ROWS:
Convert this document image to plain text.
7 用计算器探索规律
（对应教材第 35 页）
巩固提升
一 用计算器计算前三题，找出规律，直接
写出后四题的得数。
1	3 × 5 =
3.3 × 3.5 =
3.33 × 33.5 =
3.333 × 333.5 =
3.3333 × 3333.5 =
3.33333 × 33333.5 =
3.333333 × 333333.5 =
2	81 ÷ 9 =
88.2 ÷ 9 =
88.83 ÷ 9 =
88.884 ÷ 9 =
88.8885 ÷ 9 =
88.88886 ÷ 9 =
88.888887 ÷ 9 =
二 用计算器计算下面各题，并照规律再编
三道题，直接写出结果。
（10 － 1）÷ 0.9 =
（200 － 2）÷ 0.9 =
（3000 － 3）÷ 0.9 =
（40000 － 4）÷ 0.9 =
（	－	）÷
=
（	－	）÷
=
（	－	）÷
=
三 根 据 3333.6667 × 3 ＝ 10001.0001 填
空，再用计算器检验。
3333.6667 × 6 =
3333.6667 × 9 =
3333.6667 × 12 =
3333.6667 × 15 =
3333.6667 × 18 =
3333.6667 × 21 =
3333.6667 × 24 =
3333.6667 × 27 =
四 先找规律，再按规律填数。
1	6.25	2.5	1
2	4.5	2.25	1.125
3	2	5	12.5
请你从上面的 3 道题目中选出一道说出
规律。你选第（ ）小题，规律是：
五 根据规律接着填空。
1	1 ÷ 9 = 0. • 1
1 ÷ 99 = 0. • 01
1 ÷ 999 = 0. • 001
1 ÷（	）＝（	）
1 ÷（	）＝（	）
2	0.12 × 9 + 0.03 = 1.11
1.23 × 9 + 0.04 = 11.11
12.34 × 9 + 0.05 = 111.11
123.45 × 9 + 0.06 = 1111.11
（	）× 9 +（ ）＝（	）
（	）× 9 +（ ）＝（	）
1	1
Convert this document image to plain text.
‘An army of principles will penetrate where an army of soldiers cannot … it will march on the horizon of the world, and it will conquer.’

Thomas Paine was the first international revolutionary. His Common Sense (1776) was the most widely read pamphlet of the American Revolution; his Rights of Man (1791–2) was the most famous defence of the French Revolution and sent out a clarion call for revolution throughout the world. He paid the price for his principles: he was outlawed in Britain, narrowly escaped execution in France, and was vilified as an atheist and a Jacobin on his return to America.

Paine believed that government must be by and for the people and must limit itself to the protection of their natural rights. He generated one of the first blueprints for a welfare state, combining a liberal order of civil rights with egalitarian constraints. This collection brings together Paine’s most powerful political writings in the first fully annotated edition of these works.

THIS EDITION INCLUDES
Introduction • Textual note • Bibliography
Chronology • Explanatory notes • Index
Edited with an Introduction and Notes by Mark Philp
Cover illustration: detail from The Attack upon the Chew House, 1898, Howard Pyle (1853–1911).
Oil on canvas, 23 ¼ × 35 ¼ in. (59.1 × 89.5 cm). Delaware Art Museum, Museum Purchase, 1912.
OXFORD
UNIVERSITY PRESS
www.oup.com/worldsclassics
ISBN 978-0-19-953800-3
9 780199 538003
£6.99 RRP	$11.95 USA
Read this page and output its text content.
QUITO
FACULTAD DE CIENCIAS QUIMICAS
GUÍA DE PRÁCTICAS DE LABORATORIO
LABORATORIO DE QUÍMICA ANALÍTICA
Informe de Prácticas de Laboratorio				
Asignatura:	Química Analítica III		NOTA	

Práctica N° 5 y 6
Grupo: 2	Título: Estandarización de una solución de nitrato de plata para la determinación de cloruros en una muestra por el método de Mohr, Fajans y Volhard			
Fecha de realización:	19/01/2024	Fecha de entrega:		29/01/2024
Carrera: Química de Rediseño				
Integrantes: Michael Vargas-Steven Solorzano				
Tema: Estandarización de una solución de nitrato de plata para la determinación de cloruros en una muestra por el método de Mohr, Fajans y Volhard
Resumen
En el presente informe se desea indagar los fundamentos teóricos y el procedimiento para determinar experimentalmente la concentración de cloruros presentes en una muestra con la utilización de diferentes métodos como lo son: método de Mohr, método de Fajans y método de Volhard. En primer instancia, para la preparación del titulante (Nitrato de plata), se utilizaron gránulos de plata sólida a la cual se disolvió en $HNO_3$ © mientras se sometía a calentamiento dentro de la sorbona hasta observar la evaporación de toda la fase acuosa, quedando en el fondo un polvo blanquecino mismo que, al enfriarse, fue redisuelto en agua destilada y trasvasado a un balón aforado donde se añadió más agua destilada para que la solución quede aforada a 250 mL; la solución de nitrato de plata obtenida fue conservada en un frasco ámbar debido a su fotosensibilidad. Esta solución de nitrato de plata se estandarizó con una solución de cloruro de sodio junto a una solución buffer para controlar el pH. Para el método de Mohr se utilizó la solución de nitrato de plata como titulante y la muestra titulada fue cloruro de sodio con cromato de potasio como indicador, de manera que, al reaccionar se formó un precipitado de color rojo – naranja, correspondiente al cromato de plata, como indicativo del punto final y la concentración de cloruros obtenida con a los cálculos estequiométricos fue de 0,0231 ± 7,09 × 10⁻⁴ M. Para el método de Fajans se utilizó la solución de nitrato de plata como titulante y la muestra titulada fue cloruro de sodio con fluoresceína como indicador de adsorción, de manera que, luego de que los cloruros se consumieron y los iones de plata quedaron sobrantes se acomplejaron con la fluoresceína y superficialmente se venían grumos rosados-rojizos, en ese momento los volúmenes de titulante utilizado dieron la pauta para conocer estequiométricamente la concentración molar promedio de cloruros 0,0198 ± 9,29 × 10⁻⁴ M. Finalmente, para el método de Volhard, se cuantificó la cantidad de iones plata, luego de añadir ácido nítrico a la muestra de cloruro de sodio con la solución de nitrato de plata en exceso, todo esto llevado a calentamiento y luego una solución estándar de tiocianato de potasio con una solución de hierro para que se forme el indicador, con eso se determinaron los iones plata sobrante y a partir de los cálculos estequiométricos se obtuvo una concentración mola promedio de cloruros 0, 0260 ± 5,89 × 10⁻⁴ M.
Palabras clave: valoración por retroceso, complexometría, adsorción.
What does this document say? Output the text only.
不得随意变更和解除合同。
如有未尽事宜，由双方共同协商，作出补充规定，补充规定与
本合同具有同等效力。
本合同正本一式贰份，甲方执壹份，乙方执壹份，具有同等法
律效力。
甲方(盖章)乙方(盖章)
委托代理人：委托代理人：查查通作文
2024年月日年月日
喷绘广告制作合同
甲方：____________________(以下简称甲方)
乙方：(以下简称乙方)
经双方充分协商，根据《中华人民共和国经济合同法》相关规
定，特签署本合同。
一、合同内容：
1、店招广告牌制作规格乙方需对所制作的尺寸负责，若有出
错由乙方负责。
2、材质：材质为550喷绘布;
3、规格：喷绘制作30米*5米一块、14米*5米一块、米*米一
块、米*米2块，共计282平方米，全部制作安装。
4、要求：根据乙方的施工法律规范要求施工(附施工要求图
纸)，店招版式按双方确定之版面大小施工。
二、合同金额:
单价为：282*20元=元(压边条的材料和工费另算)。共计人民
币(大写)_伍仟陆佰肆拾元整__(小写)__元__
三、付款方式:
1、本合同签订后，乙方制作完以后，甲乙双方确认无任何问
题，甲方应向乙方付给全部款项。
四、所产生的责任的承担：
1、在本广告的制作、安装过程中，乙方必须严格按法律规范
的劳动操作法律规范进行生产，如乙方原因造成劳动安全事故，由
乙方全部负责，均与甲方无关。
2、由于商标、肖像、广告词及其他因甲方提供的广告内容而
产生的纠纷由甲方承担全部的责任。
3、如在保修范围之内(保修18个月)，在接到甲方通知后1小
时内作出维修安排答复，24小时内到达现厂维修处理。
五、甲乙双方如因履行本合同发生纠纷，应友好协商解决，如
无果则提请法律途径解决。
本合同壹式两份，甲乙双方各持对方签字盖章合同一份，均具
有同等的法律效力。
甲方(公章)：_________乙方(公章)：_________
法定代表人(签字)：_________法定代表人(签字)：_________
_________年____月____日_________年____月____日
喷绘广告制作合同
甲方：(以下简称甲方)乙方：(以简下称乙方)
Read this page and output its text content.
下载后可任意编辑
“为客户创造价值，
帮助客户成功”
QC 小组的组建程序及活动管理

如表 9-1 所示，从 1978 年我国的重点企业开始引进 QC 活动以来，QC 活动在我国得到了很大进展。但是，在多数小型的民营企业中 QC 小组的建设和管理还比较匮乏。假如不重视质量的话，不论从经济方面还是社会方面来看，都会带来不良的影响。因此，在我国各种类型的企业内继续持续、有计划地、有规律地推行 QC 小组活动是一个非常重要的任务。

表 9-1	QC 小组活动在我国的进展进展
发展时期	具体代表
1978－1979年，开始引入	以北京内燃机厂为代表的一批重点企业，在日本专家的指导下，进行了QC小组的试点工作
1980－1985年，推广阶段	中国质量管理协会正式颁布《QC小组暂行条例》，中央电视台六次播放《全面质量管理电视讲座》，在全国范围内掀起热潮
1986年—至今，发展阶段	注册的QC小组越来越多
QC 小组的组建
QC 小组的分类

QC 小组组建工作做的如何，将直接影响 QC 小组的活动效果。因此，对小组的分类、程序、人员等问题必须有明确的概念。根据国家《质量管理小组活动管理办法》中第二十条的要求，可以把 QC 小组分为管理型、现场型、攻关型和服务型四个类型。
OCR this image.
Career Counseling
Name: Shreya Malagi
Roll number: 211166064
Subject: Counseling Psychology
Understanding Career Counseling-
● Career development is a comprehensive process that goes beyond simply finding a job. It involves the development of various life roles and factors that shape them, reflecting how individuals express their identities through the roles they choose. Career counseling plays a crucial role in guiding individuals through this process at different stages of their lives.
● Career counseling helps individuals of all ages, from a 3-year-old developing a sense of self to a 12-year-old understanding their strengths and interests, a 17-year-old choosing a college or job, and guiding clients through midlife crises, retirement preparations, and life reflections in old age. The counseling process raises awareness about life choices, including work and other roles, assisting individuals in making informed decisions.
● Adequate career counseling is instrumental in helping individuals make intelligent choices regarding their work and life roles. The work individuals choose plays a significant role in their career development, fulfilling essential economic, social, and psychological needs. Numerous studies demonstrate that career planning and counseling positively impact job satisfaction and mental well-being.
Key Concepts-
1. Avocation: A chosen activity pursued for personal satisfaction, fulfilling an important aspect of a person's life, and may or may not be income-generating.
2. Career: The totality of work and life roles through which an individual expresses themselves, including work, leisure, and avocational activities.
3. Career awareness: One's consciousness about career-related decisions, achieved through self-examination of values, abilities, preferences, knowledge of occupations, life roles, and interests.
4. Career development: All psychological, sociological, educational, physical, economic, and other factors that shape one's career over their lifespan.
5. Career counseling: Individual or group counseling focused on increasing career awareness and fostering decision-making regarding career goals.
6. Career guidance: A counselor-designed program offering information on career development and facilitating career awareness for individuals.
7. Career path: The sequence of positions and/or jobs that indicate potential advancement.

WRITTEN INSTRUCTION:
Look through the entries and return every line where "Paine" appears.

WORKED SOLUTION:
Thomas Paine was the first international revolutionary. His Common Sense (1776) was the most widely read pamphlet of the American Revolution; his Rights of Man (1791–2) was the most famous defence of the French Revolution and sent out a clarion call for revolution throughout the world. He paid the price for his principles: he was outlawed in Britain, narrowly escaped execution in France, and was vilified as an atheist and a Jacobin on his return to America.
Paine believed that government must be by and for the people and must limit itself to the protection of their natural rights. He generated one of the first blueprints for a welfare state, combining a liberal order of civil rights with egalitarian constraints. This collection brings together Paine’s most powerful political writings in the first fully annotated edition of these works.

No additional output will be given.